Exercise brief: From the entries that follow, extract each line holding the string "subtitle".
-- Begin Supplied information --
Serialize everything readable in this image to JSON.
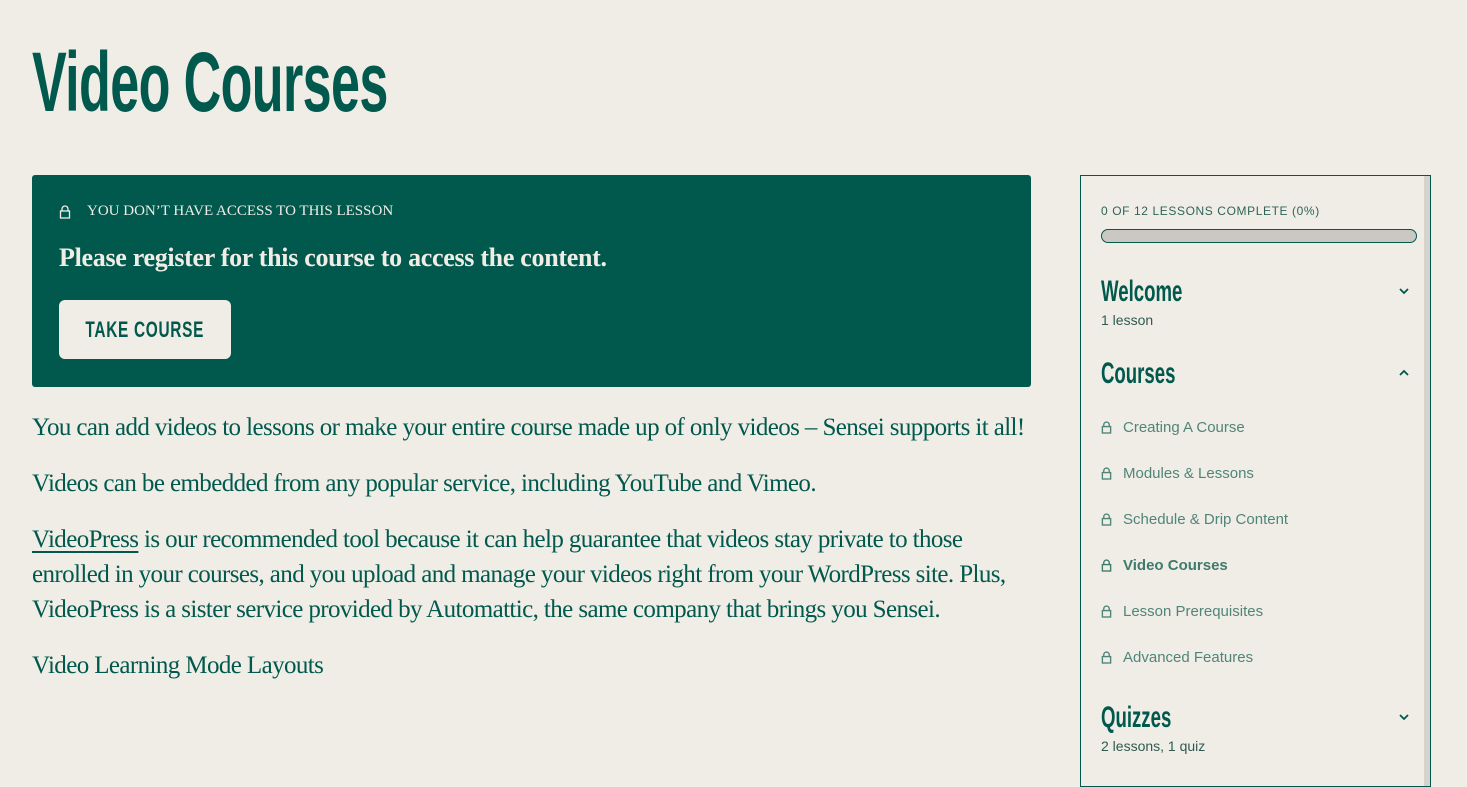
{
  "page": {
    "title": "Video Courses"
  },
  "notice": {
    "icon": "lock-icon",
    "heading": "YOU DON’T HAVE ACCESS TO THIS LESSON",
    "message": "Please register for this course to access the content.",
    "button_label": "TAKE COURSE"
  },
  "content": {
    "paragraphs": [
      "You can add videos to lessons or make your entire course made up of only videos – Sensei supports it all!",
      "Videos can be embedded from any popular service, including YouTube and Vimeo."
    ],
    "videopress_link": "VideoPress",
    "videopress_rest": " is our recommended tool because it can help guarantee that videos stay private to those enrolled in your courses, and you upload and manage your videos right from your WordPress site. Plus, VideoPress is a sister service provided by Automattic, the same company that brings you Sensei.",
    "last_paragraph": "Video Learning Mode Layouts"
  },
  "sidebar": {
    "progress_label": "0 OF 12 LESSONS COMPLETE (0%)",
    "progress_percent": 0,
    "modules": [
      {
        "title": "Welcome",
        "subtitle": "1 lesson",
        "expanded": false
      },
      {
        "title": "Courses",
        "expanded": true,
        "lessons": [
          {
            "label": "Creating A Course",
            "locked": true,
            "current": false
          },
          {
            "label": "Modules & Lessons",
            "locked": true,
            "current": false
          },
          {
            "label": "Schedule & Drip Content",
            "locked": true,
            "current": false
          },
          {
            "label": "Video Courses",
            "locked": true,
            "current": true
          },
          {
            "label": "Lesson Prerequisites",
            "locked": true,
            "current": false
          },
          {
            "label": "Advanced Features",
            "locked": true,
            "current": false
          }
        ]
      },
      {
        "title": "Quizzes",
        "subtitle": "2 lessons, 1 quiz",
        "expanded": false
      }
    ]
  },
  "colors": {
    "brand": "#00594c",
    "background": "#f0ede7",
    "progress_track": "#cbc7c2"
  }
}
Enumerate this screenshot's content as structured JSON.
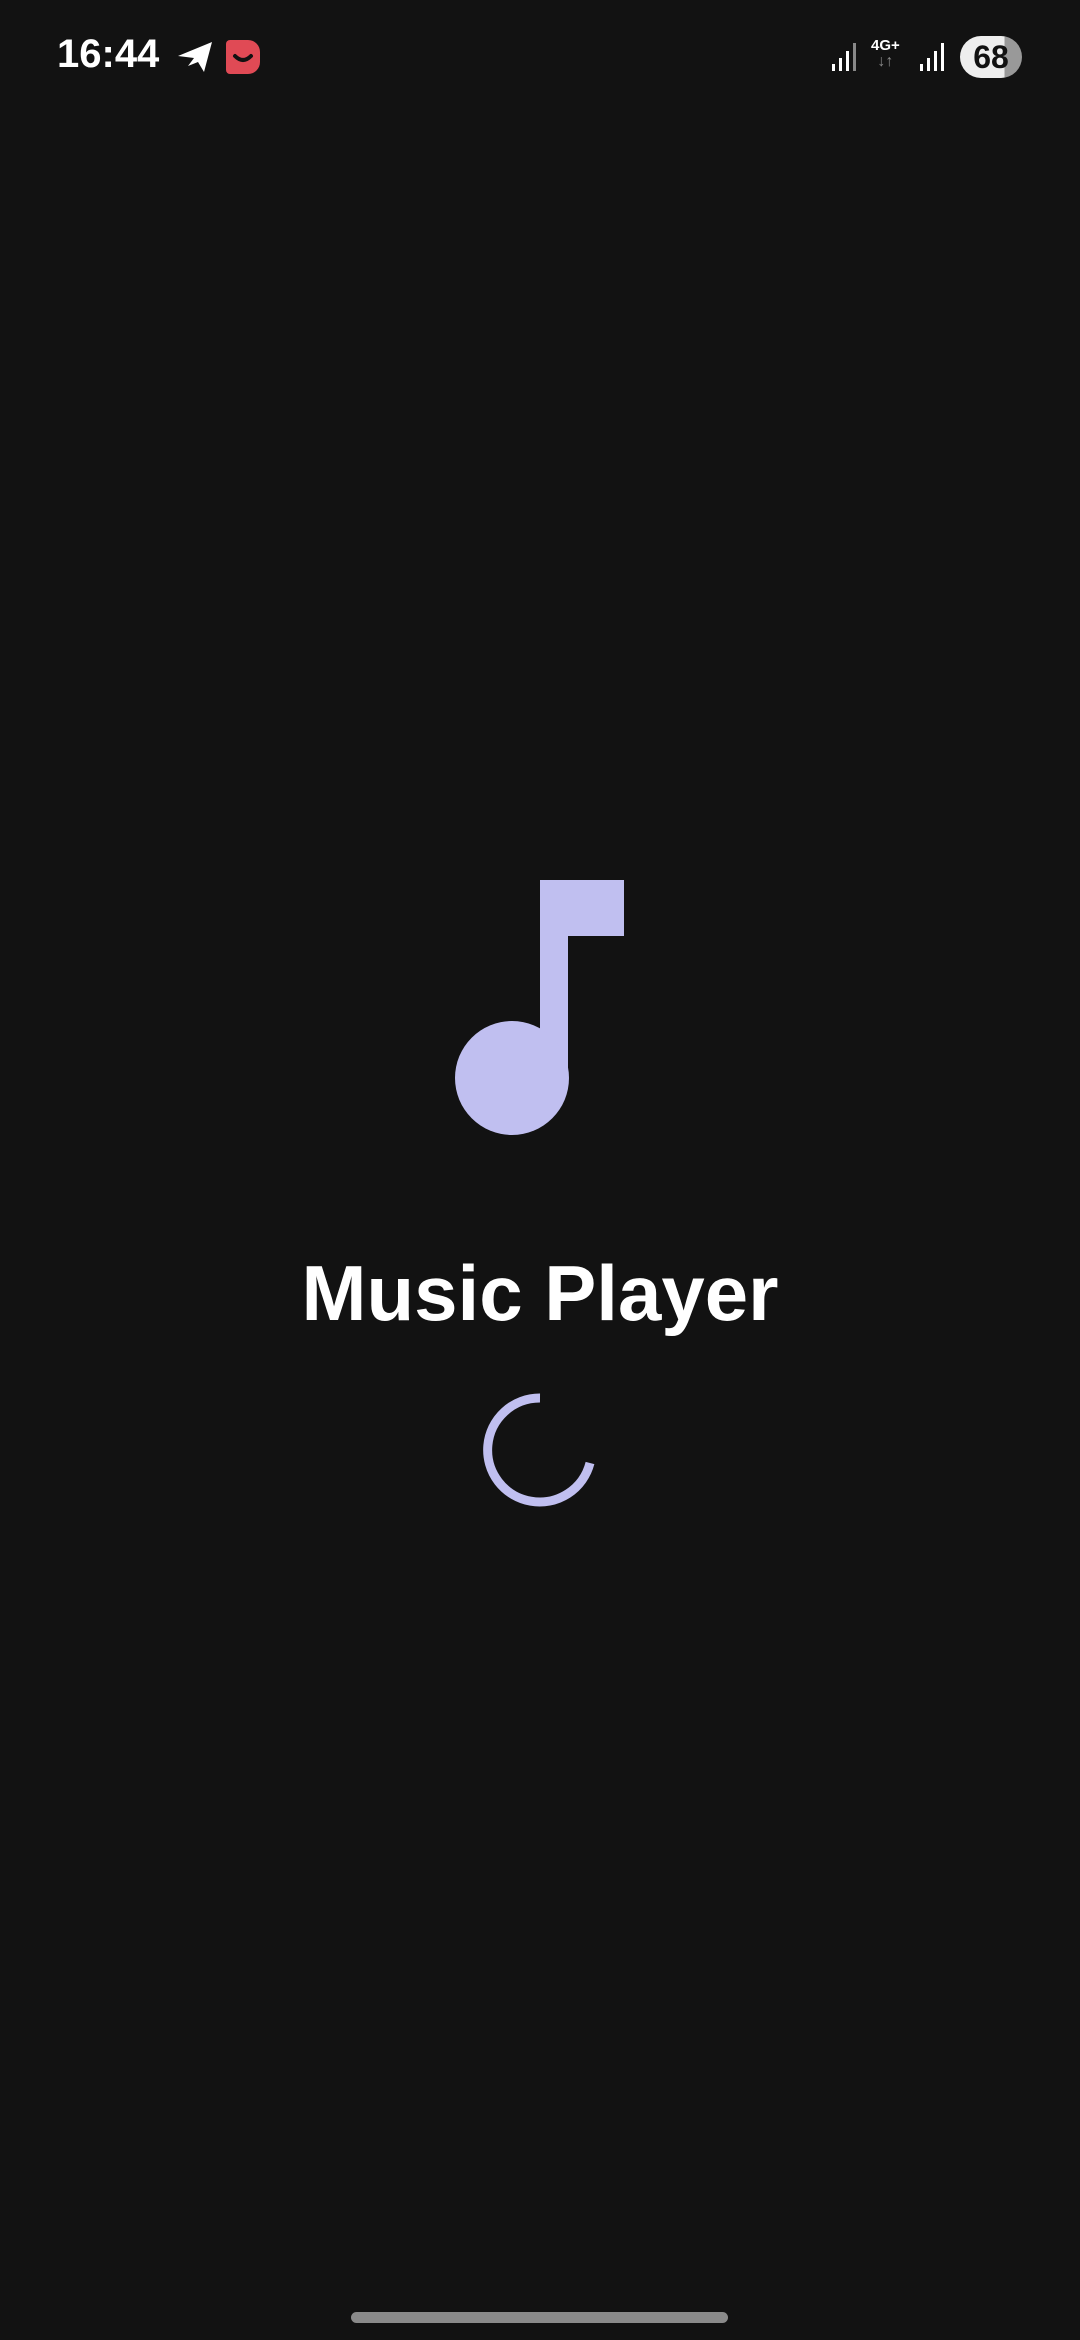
{
  "status_bar": {
    "time": "16:44",
    "network_type": "4G+",
    "battery_level": "68"
  },
  "splash": {
    "app_title": "Music Player",
    "accent_color": "#c0bff0"
  }
}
-- End Supplied information --
Result:
        "subtitle": "1 lesson",
        "subtitle": "2 lessons, 1 quiz",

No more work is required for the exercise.